Your objective:
Repeat each record exactly as written, and drop any images.

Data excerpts
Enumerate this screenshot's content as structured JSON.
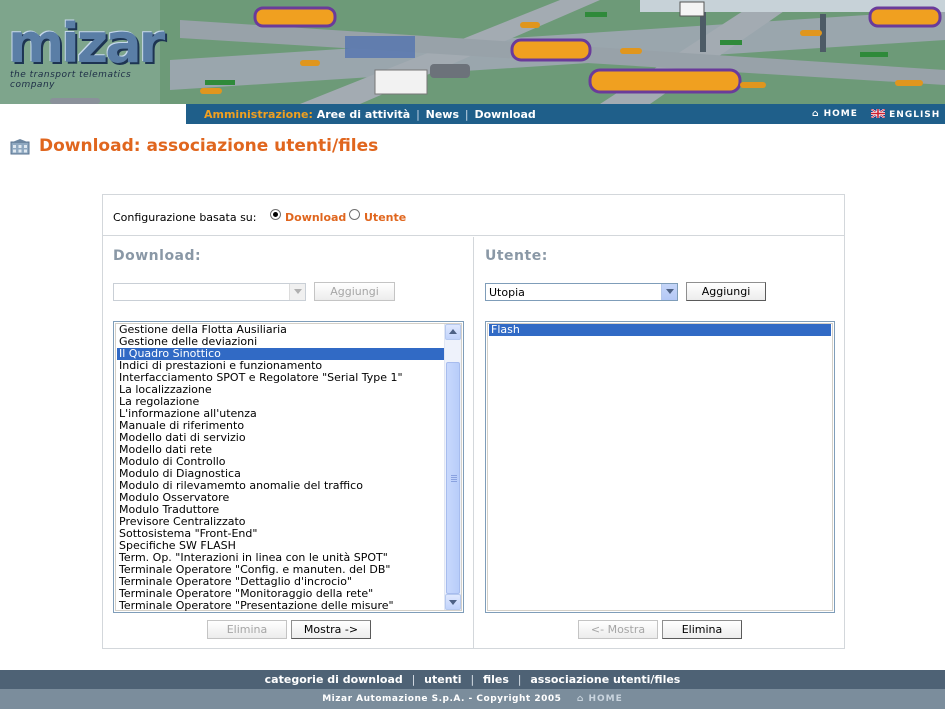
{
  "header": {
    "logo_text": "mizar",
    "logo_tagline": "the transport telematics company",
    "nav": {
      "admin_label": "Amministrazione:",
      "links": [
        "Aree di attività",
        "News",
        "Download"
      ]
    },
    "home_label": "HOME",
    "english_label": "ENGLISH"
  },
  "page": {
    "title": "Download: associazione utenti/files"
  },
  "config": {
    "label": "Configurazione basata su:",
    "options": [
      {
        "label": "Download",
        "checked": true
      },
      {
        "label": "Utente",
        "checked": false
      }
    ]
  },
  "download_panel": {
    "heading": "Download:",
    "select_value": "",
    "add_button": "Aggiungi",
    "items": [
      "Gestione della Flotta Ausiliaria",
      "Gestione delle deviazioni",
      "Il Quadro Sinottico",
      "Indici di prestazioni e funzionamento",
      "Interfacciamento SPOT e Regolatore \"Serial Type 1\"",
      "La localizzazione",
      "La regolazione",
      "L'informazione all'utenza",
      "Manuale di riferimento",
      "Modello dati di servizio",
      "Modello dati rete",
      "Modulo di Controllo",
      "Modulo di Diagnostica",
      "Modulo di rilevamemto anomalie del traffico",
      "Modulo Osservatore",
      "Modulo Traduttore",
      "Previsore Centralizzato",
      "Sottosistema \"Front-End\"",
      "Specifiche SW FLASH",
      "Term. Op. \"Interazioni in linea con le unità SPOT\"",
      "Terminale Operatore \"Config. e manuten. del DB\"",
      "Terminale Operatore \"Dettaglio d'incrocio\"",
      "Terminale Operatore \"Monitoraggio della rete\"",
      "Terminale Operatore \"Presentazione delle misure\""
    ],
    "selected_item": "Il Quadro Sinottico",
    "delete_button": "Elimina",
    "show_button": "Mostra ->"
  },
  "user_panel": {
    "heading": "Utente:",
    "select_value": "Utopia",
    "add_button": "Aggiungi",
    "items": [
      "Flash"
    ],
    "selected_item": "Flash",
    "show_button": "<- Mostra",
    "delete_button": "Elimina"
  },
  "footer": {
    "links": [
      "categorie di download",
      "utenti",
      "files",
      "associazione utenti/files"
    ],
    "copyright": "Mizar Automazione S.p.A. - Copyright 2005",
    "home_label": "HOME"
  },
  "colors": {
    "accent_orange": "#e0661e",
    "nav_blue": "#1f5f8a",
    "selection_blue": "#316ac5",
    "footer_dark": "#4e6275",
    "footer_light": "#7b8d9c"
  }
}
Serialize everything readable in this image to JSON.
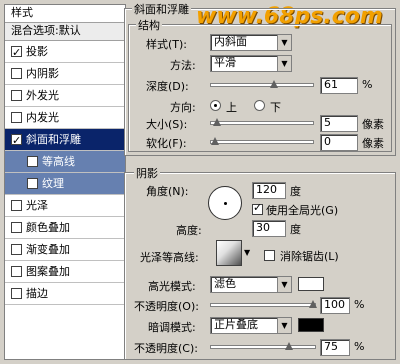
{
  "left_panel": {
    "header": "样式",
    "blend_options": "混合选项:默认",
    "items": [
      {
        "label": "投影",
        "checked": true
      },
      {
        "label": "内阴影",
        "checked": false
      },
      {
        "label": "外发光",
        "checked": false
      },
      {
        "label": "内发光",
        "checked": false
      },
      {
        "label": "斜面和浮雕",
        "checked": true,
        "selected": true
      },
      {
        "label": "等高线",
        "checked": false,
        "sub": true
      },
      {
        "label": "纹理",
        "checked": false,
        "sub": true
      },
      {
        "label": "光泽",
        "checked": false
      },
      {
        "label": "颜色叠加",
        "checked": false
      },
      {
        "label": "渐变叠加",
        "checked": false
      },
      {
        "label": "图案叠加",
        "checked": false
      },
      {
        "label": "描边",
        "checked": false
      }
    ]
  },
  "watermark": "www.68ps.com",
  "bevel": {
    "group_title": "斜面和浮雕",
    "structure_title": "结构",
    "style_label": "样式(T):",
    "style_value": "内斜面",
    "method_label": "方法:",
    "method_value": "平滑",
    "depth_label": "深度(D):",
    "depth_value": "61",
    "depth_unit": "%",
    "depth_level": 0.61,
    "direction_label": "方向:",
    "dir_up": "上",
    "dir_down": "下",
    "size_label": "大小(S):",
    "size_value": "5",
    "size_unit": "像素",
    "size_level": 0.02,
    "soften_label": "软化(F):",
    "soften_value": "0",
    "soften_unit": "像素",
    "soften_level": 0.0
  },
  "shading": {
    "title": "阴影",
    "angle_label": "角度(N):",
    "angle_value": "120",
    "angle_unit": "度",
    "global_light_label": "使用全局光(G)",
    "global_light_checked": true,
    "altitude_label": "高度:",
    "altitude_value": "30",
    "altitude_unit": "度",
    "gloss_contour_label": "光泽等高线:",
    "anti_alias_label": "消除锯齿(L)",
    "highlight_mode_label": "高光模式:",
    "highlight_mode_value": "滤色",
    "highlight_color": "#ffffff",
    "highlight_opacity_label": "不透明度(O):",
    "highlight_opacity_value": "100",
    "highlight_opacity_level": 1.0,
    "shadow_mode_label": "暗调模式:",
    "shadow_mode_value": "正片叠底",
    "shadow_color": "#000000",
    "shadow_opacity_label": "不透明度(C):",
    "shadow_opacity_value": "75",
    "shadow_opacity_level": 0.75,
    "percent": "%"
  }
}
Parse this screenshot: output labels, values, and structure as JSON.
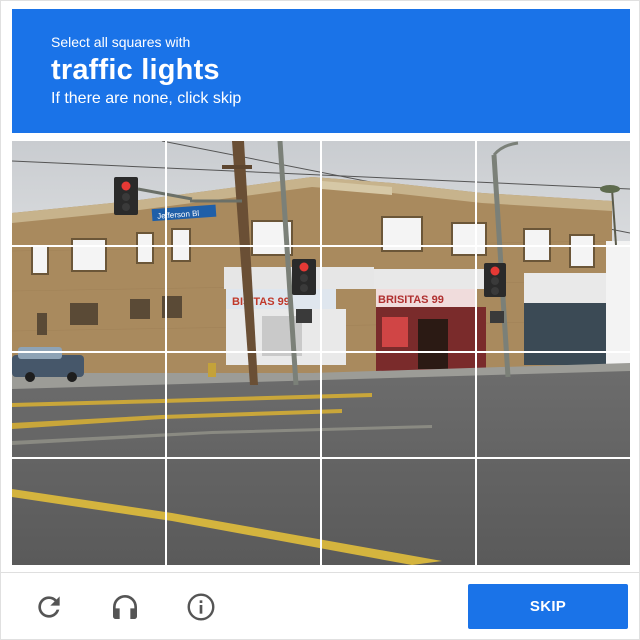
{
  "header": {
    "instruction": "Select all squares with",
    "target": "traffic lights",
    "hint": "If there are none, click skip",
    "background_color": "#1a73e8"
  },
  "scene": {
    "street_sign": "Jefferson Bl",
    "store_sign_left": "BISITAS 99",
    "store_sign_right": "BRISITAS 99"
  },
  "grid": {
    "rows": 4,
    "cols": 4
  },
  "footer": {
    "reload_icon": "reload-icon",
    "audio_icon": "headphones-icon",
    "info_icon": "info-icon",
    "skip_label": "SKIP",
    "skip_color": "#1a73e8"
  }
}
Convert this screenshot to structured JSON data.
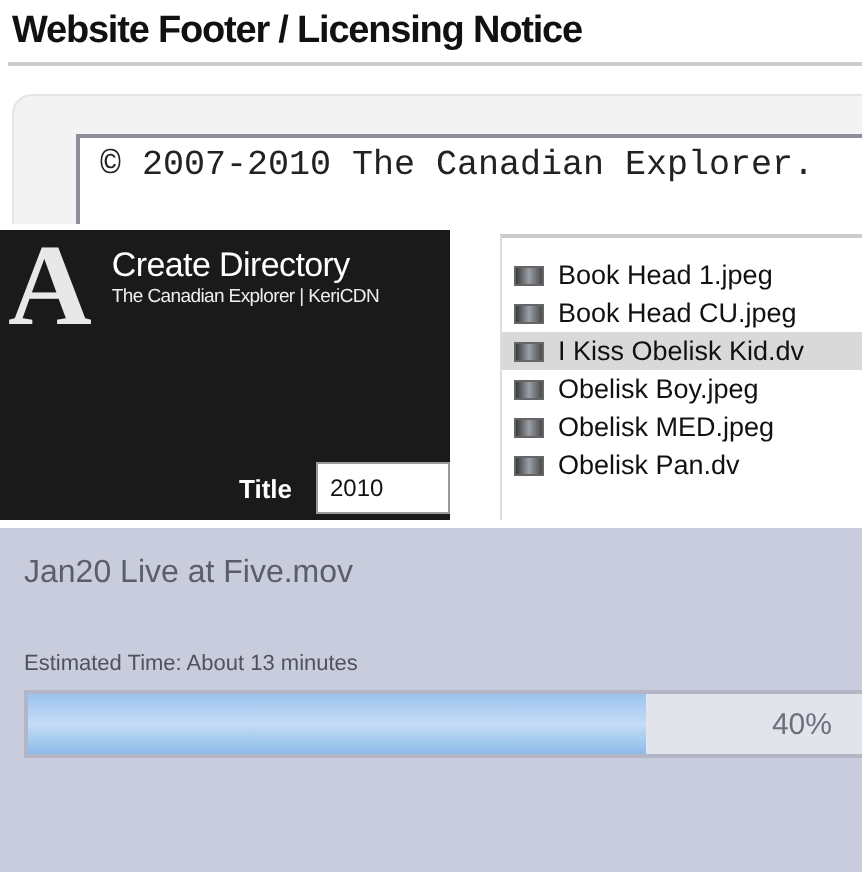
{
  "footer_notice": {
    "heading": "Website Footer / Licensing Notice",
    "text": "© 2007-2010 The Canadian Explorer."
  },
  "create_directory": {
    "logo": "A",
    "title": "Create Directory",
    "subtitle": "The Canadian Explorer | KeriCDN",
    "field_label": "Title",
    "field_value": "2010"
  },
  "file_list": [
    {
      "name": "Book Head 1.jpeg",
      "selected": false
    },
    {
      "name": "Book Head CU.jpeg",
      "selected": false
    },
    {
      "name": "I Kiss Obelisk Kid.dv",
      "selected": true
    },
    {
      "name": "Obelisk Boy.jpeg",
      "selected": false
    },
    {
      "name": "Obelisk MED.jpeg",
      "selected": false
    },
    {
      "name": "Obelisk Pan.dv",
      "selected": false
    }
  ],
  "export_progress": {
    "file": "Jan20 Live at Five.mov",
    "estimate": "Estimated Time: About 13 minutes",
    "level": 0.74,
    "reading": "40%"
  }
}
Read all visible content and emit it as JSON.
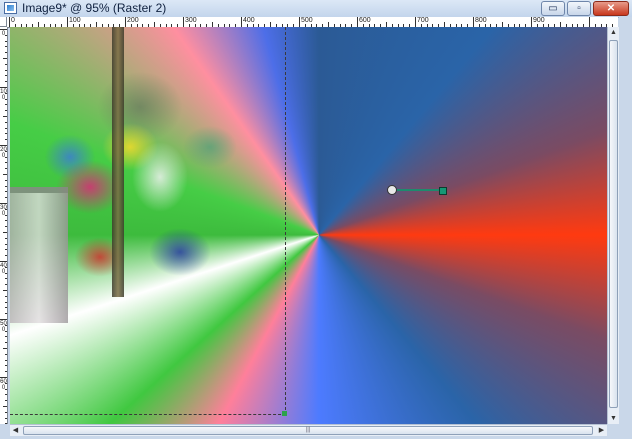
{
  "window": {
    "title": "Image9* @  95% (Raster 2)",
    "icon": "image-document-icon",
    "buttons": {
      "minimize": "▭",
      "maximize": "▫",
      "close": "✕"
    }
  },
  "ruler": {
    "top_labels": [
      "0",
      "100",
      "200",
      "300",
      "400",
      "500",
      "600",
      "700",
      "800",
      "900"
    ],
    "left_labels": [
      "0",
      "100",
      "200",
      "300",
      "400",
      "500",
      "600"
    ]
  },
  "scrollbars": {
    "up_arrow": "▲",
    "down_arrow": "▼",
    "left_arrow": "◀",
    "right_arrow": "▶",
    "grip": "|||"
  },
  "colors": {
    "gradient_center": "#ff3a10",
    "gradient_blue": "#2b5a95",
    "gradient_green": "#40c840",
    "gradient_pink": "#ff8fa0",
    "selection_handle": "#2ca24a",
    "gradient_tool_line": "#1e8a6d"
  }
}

Completed exercise:
Enumerate this screenshot's content as structured JSON.
{
  "header": {
    "logo_text": "mizar",
    "logo_tagline": "the transport telematics company",
    "nav": {
      "admin_label": "Amministrazione:",
      "links": [
        "Aree di attività",
        "News",
        "Download"
      ]
    },
    "home_label": "HOME",
    "english_label": "ENGLISH"
  },
  "page": {
    "title": "Download: associazione utenti/files"
  },
  "config": {
    "label": "Configurazione basata su:",
    "options": [
      {
        "label": "Download",
        "checked": true
      },
      {
        "label": "Utente",
        "checked": false
      }
    ]
  },
  "download_panel": {
    "heading": "Download:",
    "select_value": "",
    "add_button": "Aggiungi",
    "items": [
      "Gestione della Flotta Ausiliaria",
      "Gestione delle deviazioni",
      "Il Quadro Sinottico",
      "Indici di prestazioni e funzionamento",
      "Interfacciamento SPOT e Regolatore \"Serial Type 1\"",
      "La localizzazione",
      "La regolazione",
      "L'informazione all'utenza",
      "Manuale di riferimento",
      "Modello dati di servizio",
      "Modello dati rete",
      "Modulo di Controllo",
      "Modulo di Diagnostica",
      "Modulo di rilevamemto anomalie del traffico",
      "Modulo Osservatore",
      "Modulo Traduttore",
      "Previsore Centralizzato",
      "Sottosistema \"Front-End\"",
      "Specifiche SW FLASH",
      "Term. Op. \"Interazioni in linea con le unità SPOT\"",
      "Terminale Operatore \"Config. e manuten. del DB\"",
      "Terminale Operatore \"Dettaglio d'incrocio\"",
      "Terminale Operatore \"Monitoraggio della rete\"",
      "Terminale Operatore \"Presentazione delle misure\""
    ],
    "selected_item": "Il Quadro Sinottico",
    "delete_button": "Elimina",
    "show_button": "Mostra ->"
  },
  "user_panel": {
    "heading": "Utente:",
    "select_value": "Utopia",
    "add_button": "Aggiungi",
    "items": [
      "Flash"
    ],
    "selected_item": "Flash",
    "show_button": "<- Mostra",
    "delete_button": "Elimina"
  },
  "footer": {
    "links": [
      "categorie di download",
      "utenti",
      "files",
      "associazione utenti/files"
    ],
    "copyright": "Mizar Automazione S.p.A. - Copyright 2005",
    "home_label": "HOME"
  },
  "colors": {
    "accent_orange": "#e0661e",
    "nav_blue": "#1f5f8a",
    "selection_blue": "#316ac5",
    "footer_dark": "#4e6275",
    "footer_light": "#7b8d9c"
  }
}
Serialize everything readable in this image to JSON.
{
  "left_panel": {
    "header": "样式",
    "blend_options": "混合选项:默认",
    "items": [
      {
        "label": "投影",
        "checked": true
      },
      {
        "label": "内阴影",
        "checked": false
      },
      {
        "label": "外发光",
        "checked": false
      },
      {
        "label": "内发光",
        "checked": false
      },
      {
        "label": "斜面和浮雕",
        "checked": true,
        "selected": true
      },
      {
        "label": "等高线",
        "checked": false,
        "sub": true
      },
      {
        "label": "纹理",
        "checked": false,
        "sub": true
      },
      {
        "label": "光泽",
        "checked": false
      },
      {
        "label": "颜色叠加",
        "checked": false
      },
      {
        "label": "渐变叠加",
        "checked": false
      },
      {
        "label": "图案叠加",
        "checked": false
      },
      {
        "label": "描边",
        "checked": false
      }
    ]
  },
  "watermark": "www.68ps.com",
  "bevel": {
    "group_title": "斜面和浮雕",
    "structure_title": "结构",
    "style_label": "样式(T):",
    "style_value": "内斜面",
    "method_label": "方法:",
    "method_value": "平滑",
    "depth_label": "深度(D):",
    "depth_value": "61",
    "depth_unit": "%",
    "depth_level": 0.61,
    "direction_label": "方向:",
    "dir_up": "上",
    "dir_down": "下",
    "size_label": "大小(S):",
    "size_value": "5",
    "size_unit": "像素",
    "size_level": 0.02,
    "soften_label": "软化(F):",
    "soften_value": "0",
    "soften_unit": "像素",
    "soften_level": 0.0
  },
  "shading": {
    "title": "阴影",
    "angle_label": "角度(N):",
    "angle_value": "120",
    "angle_unit": "度",
    "global_light_label": "使用全局光(G)",
    "global_light_checked": true,
    "altitude_label": "高度:",
    "altitude_value": "30",
    "altitude_unit": "度",
    "gloss_contour_label": "光泽等高线:",
    "anti_alias_label": "消除锯齿(L)",
    "highlight_mode_label": "高光模式:",
    "highlight_mode_value": "滤色",
    "highlight_color": "#ffffff",
    "highlight_opacity_label": "不透明度(O):",
    "highlight_opacity_value": "100",
    "highlight_opacity_level": 1.0,
    "shadow_mode_label": "暗调模式:",
    "shadow_mode_value": "正片叠底",
    "shadow_color": "#000000",
    "shadow_opacity_label": "不透明度(C):",
    "shadow_opacity_value": "75",
    "shadow_opacity_level": 0.75,
    "percent": "%"
  }
}
Parse this screenshot: output labels, values, and structure as JSON.
{
  "header": {
    "instruction": "Select all squares with",
    "target": "traffic lights",
    "hint": "If there are none, click skip",
    "background_color": "#1a73e8"
  },
  "scene": {
    "street_sign": "Jefferson Bl",
    "store_sign_left": "BISITAS 99",
    "store_sign_right": "BRISITAS 99"
  },
  "grid": {
    "rows": 4,
    "cols": 4
  },
  "footer": {
    "reload_icon": "reload-icon",
    "audio_icon": "headphones-icon",
    "info_icon": "info-icon",
    "skip_label": "SKIP",
    "skip_color": "#1a73e8"
  }
}
Convert this screenshot to structured JSON data.
{
  "footer_notice": {
    "heading": "Website Footer / Licensing Notice",
    "text": "© 2007-2010 The Canadian Explorer."
  },
  "create_directory": {
    "logo": "A",
    "title": "Create Directory",
    "subtitle": "The Canadian Explorer | KeriCDN",
    "field_label": "Title",
    "field_value": "2010"
  },
  "file_list": [
    {
      "name": "Book Head 1.jpeg",
      "selected": false
    },
    {
      "name": "Book Head CU.jpeg",
      "selected": false
    },
    {
      "name": "I Kiss Obelisk Kid.dv",
      "selected": true
    },
    {
      "name": "Obelisk Boy.jpeg",
      "selected": false
    },
    {
      "name": "Obelisk MED.jpeg",
      "selected": false
    },
    {
      "name": "Obelisk Pan.dv",
      "selected": false
    }
  ],
  "export_progress": {
    "file": "Jan20 Live at Five.mov",
    "estimate": "Estimated Time: About 13 minutes",
    "level": 0.74,
    "reading": "40%"
  }
}
Read all visible content and emit it as JSON.
{
  "window": {
    "title": "Image9* @  95% (Raster 2)",
    "icon": "image-document-icon",
    "buttons": {
      "minimize": "▭",
      "maximize": "▫",
      "close": "✕"
    }
  },
  "ruler": {
    "top_labels": [
      "0",
      "100",
      "200",
      "300",
      "400",
      "500",
      "600",
      "700",
      "800",
      "900"
    ],
    "left_labels": [
      "0",
      "100",
      "200",
      "300",
      "400",
      "500",
      "600"
    ]
  },
  "scrollbars": {
    "up_arrow": "▲",
    "down_arrow": "▼",
    "left_arrow": "◀",
    "right_arrow": "▶",
    "grip": "|||"
  },
  "colors": {
    "gradient_center": "#ff3a10",
    "gradient_blue": "#2b5a95",
    "gradient_green": "#40c840",
    "gradient_pink": "#ff8fa0",
    "selection_handle": "#2ca24a",
    "gradient_tool_line": "#1e8a6d"
  }
}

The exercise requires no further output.